§ **TASK GOAL**
Find and return each line containing "Keyboard".

# # # # # # #

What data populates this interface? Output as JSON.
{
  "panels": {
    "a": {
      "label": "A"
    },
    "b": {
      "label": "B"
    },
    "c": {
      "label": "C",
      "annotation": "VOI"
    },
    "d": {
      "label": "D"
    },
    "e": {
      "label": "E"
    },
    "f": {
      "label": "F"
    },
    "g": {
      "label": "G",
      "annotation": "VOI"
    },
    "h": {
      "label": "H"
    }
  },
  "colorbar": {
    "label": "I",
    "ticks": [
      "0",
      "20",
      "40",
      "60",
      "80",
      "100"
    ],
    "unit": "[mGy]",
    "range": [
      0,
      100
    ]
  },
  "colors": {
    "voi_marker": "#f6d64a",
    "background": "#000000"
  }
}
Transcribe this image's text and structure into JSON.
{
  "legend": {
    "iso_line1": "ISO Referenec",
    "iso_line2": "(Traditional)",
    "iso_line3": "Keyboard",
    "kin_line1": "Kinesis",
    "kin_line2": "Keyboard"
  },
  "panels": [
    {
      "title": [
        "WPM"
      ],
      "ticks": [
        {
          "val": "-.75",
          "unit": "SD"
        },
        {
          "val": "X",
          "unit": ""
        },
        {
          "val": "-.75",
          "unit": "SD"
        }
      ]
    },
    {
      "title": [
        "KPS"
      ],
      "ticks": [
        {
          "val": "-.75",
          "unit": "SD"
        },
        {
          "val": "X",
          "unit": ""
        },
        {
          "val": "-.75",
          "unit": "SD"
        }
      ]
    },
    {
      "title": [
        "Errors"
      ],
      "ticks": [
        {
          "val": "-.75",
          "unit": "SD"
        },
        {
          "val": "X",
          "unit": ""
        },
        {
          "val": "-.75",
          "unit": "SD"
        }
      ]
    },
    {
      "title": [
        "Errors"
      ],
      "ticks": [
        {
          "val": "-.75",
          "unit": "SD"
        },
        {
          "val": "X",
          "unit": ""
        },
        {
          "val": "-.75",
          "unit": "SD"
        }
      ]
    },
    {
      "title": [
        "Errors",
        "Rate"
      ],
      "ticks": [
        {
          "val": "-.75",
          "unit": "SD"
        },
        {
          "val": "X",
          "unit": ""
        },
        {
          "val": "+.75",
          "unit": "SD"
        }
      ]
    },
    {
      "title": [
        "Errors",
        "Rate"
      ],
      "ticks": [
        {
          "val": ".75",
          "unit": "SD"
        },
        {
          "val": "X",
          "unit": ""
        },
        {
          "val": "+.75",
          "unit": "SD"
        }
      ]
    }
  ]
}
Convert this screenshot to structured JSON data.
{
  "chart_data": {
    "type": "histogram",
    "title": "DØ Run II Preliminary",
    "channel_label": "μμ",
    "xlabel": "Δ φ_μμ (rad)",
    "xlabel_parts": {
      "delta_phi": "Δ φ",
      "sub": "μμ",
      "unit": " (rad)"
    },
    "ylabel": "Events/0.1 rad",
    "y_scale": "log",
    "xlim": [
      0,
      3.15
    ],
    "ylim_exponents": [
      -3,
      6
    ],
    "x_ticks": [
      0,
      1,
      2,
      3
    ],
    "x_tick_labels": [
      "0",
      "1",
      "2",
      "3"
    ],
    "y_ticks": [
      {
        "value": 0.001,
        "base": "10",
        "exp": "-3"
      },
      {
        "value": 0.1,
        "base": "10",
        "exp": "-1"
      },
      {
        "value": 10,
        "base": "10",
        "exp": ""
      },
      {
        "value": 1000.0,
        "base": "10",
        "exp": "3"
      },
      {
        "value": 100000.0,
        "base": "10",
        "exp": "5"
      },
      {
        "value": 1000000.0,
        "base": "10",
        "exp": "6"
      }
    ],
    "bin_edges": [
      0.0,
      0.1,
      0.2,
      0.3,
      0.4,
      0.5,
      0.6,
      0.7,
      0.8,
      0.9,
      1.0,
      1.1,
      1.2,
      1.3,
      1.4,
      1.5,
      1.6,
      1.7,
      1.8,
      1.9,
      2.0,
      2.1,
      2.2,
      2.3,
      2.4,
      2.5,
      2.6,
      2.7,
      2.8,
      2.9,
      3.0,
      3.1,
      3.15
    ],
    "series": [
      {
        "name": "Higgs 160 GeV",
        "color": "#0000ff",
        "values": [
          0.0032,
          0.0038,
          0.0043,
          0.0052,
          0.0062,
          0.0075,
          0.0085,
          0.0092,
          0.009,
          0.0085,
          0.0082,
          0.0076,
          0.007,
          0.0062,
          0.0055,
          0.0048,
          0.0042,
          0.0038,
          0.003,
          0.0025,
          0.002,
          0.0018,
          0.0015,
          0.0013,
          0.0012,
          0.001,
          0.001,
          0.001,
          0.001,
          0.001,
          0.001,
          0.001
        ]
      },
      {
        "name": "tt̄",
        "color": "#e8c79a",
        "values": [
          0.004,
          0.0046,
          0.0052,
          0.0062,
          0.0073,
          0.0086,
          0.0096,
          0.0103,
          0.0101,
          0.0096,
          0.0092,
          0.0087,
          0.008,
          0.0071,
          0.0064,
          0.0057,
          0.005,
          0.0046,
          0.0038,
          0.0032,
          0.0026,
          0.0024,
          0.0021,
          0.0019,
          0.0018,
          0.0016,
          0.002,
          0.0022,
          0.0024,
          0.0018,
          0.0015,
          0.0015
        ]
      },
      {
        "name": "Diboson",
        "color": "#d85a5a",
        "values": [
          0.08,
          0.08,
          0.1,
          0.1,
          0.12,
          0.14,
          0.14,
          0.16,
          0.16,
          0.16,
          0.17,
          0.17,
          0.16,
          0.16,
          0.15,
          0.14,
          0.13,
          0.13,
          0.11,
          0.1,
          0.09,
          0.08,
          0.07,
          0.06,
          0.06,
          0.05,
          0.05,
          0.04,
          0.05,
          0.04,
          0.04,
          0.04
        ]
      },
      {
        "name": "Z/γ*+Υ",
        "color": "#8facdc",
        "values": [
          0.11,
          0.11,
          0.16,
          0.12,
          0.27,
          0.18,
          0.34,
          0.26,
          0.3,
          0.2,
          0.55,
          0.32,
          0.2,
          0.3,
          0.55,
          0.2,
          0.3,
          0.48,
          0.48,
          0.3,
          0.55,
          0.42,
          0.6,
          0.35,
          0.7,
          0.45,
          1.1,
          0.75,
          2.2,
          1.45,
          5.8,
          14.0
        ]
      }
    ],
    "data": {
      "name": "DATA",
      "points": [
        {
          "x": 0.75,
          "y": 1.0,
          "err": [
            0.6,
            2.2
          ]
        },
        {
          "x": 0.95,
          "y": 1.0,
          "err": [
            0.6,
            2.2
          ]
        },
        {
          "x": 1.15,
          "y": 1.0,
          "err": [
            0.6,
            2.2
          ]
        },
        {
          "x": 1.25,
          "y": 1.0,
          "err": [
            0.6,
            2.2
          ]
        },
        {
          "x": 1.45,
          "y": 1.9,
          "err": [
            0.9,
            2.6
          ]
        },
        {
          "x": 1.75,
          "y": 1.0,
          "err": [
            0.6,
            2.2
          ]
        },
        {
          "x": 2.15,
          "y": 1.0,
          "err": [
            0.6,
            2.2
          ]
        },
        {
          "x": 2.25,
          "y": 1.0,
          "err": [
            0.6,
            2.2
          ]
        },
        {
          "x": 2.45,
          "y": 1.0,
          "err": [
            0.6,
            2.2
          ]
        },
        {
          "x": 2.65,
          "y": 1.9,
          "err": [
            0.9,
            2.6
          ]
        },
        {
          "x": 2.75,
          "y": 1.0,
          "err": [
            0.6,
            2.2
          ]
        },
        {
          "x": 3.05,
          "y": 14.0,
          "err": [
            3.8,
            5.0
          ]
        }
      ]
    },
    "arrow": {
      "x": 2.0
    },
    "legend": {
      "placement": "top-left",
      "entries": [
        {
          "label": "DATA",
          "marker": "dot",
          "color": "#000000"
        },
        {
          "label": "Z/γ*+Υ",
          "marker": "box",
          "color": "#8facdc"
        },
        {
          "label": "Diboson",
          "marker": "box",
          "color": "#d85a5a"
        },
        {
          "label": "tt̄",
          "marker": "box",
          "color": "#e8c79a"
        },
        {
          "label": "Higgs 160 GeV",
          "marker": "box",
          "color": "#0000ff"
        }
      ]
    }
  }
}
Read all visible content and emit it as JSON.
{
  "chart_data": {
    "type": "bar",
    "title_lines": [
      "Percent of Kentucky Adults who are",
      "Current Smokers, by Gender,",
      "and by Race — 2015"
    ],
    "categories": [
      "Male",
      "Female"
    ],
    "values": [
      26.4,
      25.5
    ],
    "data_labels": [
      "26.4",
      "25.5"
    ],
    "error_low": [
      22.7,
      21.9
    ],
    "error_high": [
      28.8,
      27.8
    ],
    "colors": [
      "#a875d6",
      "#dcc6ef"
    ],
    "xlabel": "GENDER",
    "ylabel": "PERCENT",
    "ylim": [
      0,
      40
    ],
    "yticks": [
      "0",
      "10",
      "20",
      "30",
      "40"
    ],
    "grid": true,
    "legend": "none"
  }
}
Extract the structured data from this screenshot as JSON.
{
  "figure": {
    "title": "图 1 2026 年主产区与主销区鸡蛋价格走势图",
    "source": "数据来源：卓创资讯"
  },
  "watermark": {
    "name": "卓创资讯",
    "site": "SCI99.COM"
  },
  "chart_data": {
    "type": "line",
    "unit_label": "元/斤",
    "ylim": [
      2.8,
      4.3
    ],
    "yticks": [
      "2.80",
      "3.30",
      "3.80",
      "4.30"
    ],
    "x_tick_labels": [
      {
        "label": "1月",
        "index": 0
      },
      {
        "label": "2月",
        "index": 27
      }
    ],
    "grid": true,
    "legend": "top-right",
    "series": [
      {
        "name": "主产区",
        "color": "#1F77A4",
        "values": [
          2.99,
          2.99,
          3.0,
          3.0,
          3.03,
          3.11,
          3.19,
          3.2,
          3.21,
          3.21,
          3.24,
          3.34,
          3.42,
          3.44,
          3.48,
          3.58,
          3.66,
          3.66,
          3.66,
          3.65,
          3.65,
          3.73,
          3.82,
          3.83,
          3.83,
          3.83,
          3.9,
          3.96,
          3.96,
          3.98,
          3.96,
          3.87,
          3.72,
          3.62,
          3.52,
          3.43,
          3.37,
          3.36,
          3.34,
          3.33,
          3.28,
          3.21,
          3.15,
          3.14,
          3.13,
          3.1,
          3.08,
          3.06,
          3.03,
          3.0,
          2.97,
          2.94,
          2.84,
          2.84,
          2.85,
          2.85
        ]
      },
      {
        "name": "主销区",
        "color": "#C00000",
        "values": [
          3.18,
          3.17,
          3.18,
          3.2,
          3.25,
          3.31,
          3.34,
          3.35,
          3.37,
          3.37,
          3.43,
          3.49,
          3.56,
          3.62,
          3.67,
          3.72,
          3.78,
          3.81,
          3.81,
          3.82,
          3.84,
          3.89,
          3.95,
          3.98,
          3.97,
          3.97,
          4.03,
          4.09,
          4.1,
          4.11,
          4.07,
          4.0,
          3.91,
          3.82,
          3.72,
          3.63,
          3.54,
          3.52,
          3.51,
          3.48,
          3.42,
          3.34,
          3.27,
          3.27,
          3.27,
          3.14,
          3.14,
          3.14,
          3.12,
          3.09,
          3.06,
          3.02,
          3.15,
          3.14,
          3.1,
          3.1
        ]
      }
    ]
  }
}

# # # # # # #

§ **WRITTEN RESPONSE**
    "iso_line3": "Keyboard",
    "kin_line2": "Keyboard"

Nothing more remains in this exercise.